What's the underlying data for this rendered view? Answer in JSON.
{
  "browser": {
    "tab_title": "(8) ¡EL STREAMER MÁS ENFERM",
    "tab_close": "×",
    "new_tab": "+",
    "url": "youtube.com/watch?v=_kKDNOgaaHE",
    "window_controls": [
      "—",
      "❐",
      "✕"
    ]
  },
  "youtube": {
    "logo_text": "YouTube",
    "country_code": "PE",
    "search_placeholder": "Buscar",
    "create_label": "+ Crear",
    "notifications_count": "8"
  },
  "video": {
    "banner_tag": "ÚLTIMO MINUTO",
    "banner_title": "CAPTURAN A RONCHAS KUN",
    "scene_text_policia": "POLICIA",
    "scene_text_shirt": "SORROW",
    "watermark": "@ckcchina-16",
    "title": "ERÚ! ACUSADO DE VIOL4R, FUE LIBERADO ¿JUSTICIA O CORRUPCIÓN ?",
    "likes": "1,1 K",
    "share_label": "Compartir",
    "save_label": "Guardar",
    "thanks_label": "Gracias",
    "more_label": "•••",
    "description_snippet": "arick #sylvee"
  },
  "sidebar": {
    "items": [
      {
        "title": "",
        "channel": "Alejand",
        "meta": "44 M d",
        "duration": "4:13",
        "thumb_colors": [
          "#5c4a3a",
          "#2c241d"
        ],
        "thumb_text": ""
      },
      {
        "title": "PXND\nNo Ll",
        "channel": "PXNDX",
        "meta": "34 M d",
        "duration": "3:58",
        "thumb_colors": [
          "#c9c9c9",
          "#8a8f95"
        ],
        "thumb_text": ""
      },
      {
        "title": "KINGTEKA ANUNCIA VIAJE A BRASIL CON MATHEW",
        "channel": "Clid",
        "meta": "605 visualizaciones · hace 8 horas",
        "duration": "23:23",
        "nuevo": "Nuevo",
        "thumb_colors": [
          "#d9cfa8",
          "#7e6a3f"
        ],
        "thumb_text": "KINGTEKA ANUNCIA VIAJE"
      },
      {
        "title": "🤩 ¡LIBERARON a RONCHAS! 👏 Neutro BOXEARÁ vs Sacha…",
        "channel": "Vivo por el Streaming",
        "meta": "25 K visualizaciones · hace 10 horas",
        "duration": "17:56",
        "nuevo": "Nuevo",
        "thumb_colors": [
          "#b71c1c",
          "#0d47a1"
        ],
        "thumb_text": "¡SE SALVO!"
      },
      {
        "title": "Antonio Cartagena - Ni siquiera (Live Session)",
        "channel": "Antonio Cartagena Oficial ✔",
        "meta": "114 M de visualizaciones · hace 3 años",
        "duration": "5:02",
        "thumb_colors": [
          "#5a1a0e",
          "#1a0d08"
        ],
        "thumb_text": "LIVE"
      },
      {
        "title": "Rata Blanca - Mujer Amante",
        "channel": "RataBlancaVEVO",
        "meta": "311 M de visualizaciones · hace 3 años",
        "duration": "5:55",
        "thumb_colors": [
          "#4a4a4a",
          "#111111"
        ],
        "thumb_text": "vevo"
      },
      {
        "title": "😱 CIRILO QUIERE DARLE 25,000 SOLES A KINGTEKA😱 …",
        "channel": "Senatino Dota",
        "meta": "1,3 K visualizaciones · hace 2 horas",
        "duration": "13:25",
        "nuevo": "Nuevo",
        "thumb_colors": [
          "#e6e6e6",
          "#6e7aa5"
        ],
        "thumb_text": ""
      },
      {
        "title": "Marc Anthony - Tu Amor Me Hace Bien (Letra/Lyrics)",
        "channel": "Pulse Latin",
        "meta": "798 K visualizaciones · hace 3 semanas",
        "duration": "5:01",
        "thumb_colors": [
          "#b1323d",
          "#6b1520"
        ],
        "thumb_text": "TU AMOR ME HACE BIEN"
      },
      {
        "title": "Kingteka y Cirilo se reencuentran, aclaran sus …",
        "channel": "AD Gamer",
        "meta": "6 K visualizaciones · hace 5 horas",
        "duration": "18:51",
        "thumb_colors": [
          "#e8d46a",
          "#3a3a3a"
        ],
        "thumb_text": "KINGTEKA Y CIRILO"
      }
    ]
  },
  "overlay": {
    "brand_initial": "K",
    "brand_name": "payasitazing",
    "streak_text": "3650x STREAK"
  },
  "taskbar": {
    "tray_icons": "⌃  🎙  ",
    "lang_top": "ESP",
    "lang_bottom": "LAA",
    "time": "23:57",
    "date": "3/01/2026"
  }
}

__Task description__. Please quote every record above exactly as it appears.

__Answer to this task__.
What's the underlying data for this rendered view? Answer in JSON.
{
  "browser": {
    "tab_title": "(8) ¡EL STREAMER MÁS ENFERM",
    "tab_close": "×",
    "new_tab": "+",
    "url": "youtube.com/watch?v=_kKDNOgaaHE",
    "window_controls": [
      "—",
      "❐",
      "✕"
    ]
  },
  "youtube": {
    "logo_text": "YouTube",
    "country_code": "PE",
    "search_placeholder": "Buscar",
    "create_label": "+ Crear",
    "notifications_count": "8"
  },
  "video": {
    "banner_tag": "ÚLTIMO MINUTO",
    "banner_title": "CAPTURAN A RONCHAS KUN",
    "scene_text_policia": "POLICIA",
    "scene_text_shirt": "SORROW",
    "watermark": "@ckcchina-16",
    "title": "ERÚ! ACUSADO DE VIOL4R, FUE LIBERADO ¿JUSTICIA O CORRUPCIÓN ?",
    "likes": "1,1 K",
    "share_label": "Compartir",
    "save_label": "Guardar",
    "thanks_label": "Gracias",
    "more_label": "•••",
    "description_snippet": "arick #sylvee"
  },
  "sidebar": {
    "items": [
      {
        "title": "",
        "channel": "Alejand",
        "meta": "44 M d",
        "duration": "4:13",
        "thumb_colors": [
          "#5c4a3a",
          "#2c241d"
        ],
        "thumb_text": ""
      },
      {
        "title": "PXND\nNo Ll",
        "channel": "PXNDX",
        "meta": "34 M d",
        "duration": "3:58",
        "thumb_colors": [
          "#c9c9c9",
          "#8a8f95"
        ],
        "thumb_text": ""
      },
      {
        "title": "KINGTEKA ANUNCIA VIAJE A BRASIL CON MATHEW",
        "channel": "Clid",
        "meta": "605 visualizaciones · hace 8 horas",
        "duration": "23:23",
        "nuevo": "Nuevo",
        "thumb_colors": [
          "#d9cfa8",
          "#7e6a3f"
        ],
        "thumb_text": "KINGTEKA ANUNCIA VIAJE"
      },
      {
        "title": "🤩 ¡LIBERARON a RONCHAS! 👏 Neutro BOXEARÁ vs Sacha…",
        "channel": "Vivo por el Streaming",
        "meta": "25 K visualizaciones · hace 10 horas",
        "duration": "17:56",
        "nuevo": "Nuevo",
        "thumb_colors": [
          "#b71c1c",
          "#0d47a1"
        ],
        "thumb_text": "¡SE SALVO!"
      },
      {
        "title": "Antonio Cartagena - Ni siquiera (Live Session)",
        "channel": "Antonio Cartagena Oficial ✔",
        "meta": "114 M de visualizaciones · hace 3 años",
        "duration": "5:02",
        "thumb_colors": [
          "#5a1a0e",
          "#1a0d08"
        ],
        "thumb_text": "LIVE"
      },
      {
        "title": "Rata Blanca - Mujer Amante",
        "channel": "RataBlancaVEVO",
        "meta": "311 M de visualizaciones · hace 3 años",
        "duration": "5:55",
        "thumb_colors": [
          "#4a4a4a",
          "#111111"
        ],
        "thumb_text": "vevo"
      },
      {
        "title": "😱 CIRILO QUIERE DARLE 25,000 SOLES A KINGTEKA😱 …",
        "channel": "Senatino Dota",
        "meta": "1,3 K visualizaciones · hace 2 horas",
        "duration": "13:25",
        "nuevo": "Nuevo",
        "thumb_colors": [
          "#e6e6e6",
          "#6e7aa5"
        ],
        "thumb_text": ""
      },
      {
        "title": "Marc Anthony - Tu Amor Me Hace Bien (Letra/Lyrics)",
        "channel": "Pulse Latin",
        "meta": "798 K visualizaciones · hace 3 semanas",
        "duration": "5:01",
        "thumb_colors": [
          "#b1323d",
          "#6b1520"
        ],
        "thumb_text": "TU AMOR ME HACE BIEN"
      },
      {
        "title": "Kingteka y Cirilo se reencuentran, aclaran sus …",
        "channel": "AD Gamer",
        "meta": "6 K visualizaciones · hace 5 horas",
        "duration": "18:51",
        "thumb_colors": [
          "#e8d46a",
          "#3a3a3a"
        ],
        "thumb_text": "KINGTEKA Y CIRILO"
      }
    ]
  },
  "overlay": {
    "brand_initial": "K",
    "brand_name": "payasitazing",
    "streak_text": "3650x STREAK"
  },
  "taskbar": {
    "tray_icons": "⌃  🎙  ",
    "lang_top": "ESP",
    "lang_bottom": "LAA",
    "time": "23:57",
    "date": "3/01/2026"
  }
}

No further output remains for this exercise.